----- ИСХОДНЫЙ ТЕКСТ

Кровавые крестовые походы с целью обратить язычников в христианство и уничтожить религии, связанные с поклонением женскому началу, длились на протяжении трех веков, и методы подавления инакомыслия были чрезвычайно жестокими. Рыцари-трубадуры, однако, сохранили через свои песнопения образ Божественной Души (запечатленный также в греческом мифе о Психее), который в средние века трансформировался в рыцарский культ Прекрасной Дамы. В стихотворении Пушкина «Жил на свете рыцарь бедный» (1829) сюжетом становится явление рыцарю Девы Марии, которое он осознает как некий знак благодати и переживает свой мистический союз с ней как таинство брака: «Жил на свете рыцарь бедный, / Молчаливый и простой, / С виду сумрачный и бледный, / Духом смелый и прямой. / Он имел одно виденье, Непостижное уму, / И глубоко впечатленье. В сердце врезалось ему. / Путешествуя в Женеву, На дороге у креста. / Видел он Марию деву, Матерь господа Христа». Снова по одну сторону креста мы видим здесь у Пушкина образ Девы Марии.

Благодаря своему неистовому поклонению Деве Марии Рыцарь у Пушкина получил после смерти ее заступничество и был принят в Царство Божие. Бес не смог забрать рыцаря в «свой предел», поскольку благодаря неистовому следованию культа рыцарем порушенное равновесие в его душе было восстановлено, и поэтому душа рыцаря не нуждалась после смерти ни в чистилище, ни, тем более, в наказаниях ада.

Католическая инквизиция опубликовала в средние века книгу, которую, без преувеличения, можно назвать самой «кровавой» в истории человечества. Называлась она «Malleus Maleficarum», или в переводе с латинского «Молот ведьм». Книга якобы предупреждала мир об «опасности свободомыслия среди женщин», а также инструктировала священников, как находить, пытать и уничтожать ведьм. В. Брюсов в романе «Огненный ангел» глубоко исследуя женскую душу, показал, как женщина в отсутствие любви могла стать ведьмой для общества (ср. также в романе Булгакова заявление Маргариты: «я стала ведьмой»), вводя натуралистические сцены инквизиции — страшных пыток над женщиной, обвиненной в ведовстве и в связи с дьяволом. Роман Брюсова содержит также эпизод полета героя на шабаш, который, как и другие сцены романа (например, связанные у Брюсова с описанием путешествия Фауста и Мефистофелеса), повлияли во многом на поэтику романа Булгакова при создании им, в том числе, и сцены шабаша русалок в «Мастере и Маргарите».

----------

● ЗАДАНИЕ
Подхватите текст о культе Прекрасной Дамы и образе ведьмы в литературе и напишите его продолжение, начиная сразу после последнего предложения.

----- ЗАПИСИ НАБОРА ДАННЫХ

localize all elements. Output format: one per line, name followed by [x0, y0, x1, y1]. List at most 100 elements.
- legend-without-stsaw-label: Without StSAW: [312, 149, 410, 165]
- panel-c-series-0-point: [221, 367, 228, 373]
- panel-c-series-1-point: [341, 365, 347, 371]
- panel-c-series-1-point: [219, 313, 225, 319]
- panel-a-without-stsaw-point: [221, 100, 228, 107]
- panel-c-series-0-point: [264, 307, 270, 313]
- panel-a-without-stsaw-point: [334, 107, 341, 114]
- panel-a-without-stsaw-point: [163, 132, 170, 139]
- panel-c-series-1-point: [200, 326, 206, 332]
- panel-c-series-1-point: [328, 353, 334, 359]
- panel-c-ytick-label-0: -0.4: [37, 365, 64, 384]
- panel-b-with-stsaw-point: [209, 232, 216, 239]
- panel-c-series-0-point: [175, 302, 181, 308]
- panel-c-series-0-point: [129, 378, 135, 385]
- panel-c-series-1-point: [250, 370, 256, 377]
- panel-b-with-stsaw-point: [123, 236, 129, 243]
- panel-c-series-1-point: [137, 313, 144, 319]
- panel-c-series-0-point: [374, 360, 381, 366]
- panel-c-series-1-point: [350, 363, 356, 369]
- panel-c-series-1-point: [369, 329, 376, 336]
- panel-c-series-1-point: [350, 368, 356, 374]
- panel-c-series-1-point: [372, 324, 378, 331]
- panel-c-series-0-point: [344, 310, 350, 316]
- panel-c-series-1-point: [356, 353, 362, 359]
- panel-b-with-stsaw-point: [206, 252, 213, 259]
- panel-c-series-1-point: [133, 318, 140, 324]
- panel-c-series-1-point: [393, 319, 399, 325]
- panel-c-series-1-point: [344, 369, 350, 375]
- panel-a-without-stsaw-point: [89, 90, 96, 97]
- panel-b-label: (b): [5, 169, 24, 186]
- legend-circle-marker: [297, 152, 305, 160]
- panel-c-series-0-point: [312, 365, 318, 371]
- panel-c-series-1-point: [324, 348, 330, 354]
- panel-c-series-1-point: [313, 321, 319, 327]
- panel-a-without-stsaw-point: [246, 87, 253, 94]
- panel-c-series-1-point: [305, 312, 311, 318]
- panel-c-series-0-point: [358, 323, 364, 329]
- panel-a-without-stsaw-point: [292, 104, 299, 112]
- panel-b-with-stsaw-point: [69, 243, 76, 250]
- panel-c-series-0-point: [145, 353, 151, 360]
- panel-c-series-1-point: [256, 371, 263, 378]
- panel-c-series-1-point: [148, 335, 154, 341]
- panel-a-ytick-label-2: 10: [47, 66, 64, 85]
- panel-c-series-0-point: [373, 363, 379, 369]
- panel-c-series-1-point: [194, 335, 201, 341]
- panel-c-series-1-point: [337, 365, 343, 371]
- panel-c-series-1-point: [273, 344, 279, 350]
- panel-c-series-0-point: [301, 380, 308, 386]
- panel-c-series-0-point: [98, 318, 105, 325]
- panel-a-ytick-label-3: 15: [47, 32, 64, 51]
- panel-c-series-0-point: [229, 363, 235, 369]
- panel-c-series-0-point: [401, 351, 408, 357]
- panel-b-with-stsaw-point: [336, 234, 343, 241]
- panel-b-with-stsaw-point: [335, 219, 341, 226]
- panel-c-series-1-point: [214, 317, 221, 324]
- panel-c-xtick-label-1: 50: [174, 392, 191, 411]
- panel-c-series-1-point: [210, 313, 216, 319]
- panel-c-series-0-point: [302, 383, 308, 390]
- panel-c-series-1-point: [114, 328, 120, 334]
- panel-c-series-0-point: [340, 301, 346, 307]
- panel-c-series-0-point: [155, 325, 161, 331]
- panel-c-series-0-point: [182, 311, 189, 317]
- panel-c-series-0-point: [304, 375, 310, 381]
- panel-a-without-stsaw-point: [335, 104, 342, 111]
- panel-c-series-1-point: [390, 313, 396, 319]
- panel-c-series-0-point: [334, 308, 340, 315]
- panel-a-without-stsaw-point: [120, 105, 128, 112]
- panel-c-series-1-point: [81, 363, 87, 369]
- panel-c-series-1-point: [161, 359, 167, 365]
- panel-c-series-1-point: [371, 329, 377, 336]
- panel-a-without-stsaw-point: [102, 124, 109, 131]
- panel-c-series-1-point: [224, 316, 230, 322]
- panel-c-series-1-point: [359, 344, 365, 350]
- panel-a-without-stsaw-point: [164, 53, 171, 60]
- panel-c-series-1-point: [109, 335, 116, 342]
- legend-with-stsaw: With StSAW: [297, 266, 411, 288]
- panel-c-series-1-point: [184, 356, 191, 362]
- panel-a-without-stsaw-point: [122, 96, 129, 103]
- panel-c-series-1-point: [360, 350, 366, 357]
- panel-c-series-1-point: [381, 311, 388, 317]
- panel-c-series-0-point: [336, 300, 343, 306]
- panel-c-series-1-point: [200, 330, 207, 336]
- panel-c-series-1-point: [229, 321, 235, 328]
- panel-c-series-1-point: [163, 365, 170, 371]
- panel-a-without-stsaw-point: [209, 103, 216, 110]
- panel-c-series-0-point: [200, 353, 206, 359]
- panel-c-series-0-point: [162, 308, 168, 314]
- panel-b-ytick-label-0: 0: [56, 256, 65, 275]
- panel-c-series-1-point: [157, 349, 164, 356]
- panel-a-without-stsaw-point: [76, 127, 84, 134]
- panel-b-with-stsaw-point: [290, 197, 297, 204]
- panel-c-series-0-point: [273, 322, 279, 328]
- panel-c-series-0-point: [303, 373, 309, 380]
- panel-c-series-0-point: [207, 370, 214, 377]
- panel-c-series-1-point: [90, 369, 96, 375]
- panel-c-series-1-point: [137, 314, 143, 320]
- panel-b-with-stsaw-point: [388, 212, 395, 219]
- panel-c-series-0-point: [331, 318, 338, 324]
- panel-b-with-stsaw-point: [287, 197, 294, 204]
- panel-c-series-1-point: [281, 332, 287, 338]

----------

● ПИСЬМЕННЫЙ ОТВЕТ
К числу «ведьм» христианская церковь того времени относила всех женщин-ученых, женщин-священников, цыганок, любительниц мистики и природы, собирательниц трав, вообще любую женщину, «выказывающую подозрительное пристрастие к миру Природы». Убивали также повитух — за их еретическую практику использования снадобий, облегчающих боли у рожениц. По догмам Церкви, эти страдания даны были женщине как наказание Господне свыше — за первородный грех Евы, посмевшей вкусить от Древа познания. По некоторым сведениям, за три века охоты за ведьмами церковь сожгла на кострах пять миллионов женщин. Дни богини были сочтены — мать Земля становилась мужским миром. Подавляемое под матриархатом на протяжении двух тысячелетий мужское эго вырвалось на свободу.

Писатели, художники и композиторы всего мира, входившие в масонские ложи, считали, что изничтожение священного женского начала вызвало со временем феномен «жизни вне равновесия», говоривший о нестабильности ситуации в мире, страдающем от войн, обилия женоненавистнических обществ и все растущего пренебрежения к Матери Земле. Образ Матери-Земли, отягощенный головой беспомощного великана (обезглавленного великана), по самую голову ушедшего в ее лоно, мы можем встретить у Пушкина в «Руслане и Людмиле» (своеобразное переосмысление Пушкиным образа — «колосс на глиняных ногах»). Масоны, во все века, начиная со времен крестовых походов, актуализировали в своих произведениях мифы об Амуре и Психее, Орфее и Эвридике, Персее и Елене, Христе и Марии Магдалене и др., напоминая человечеству, как важно равновесие в мире в союзе мужского и женского начала.

В замыслах романа Булгакова «Мастер и Маргарита», в котором все время говорится о равновесии сил Добра и Зла (начиная с его эпиграфа), прочитывается намерение темных сил в образе дьявола Воланда своими ритуалами восстановить баланс мужского и женского начал в той части, в том пределе, в котором ему была вверена верховная власть над миром. Поэтому в ритуале жертвоприношения в сцене бала он вместе с собой возводит на кафедру и Маргариту.

Булгаков достаточно подробно описывает «запрещенные собрания» (по выражению Николая Ивановича, героя булгаковского романа, который в виде борова, оседланного новоиспеченной ведьмой Наташей, отправляется на шабаш). В романе Булгакова присутствует также сцена черной обедни (глава «При свечах») с председательствующим на ней Воландом, которая вместе со сценами Великого Бала входит в общую концепцию изображения праздника Сатаны и является, собственно, перевертышем библейской сцены тайной вечери Христа.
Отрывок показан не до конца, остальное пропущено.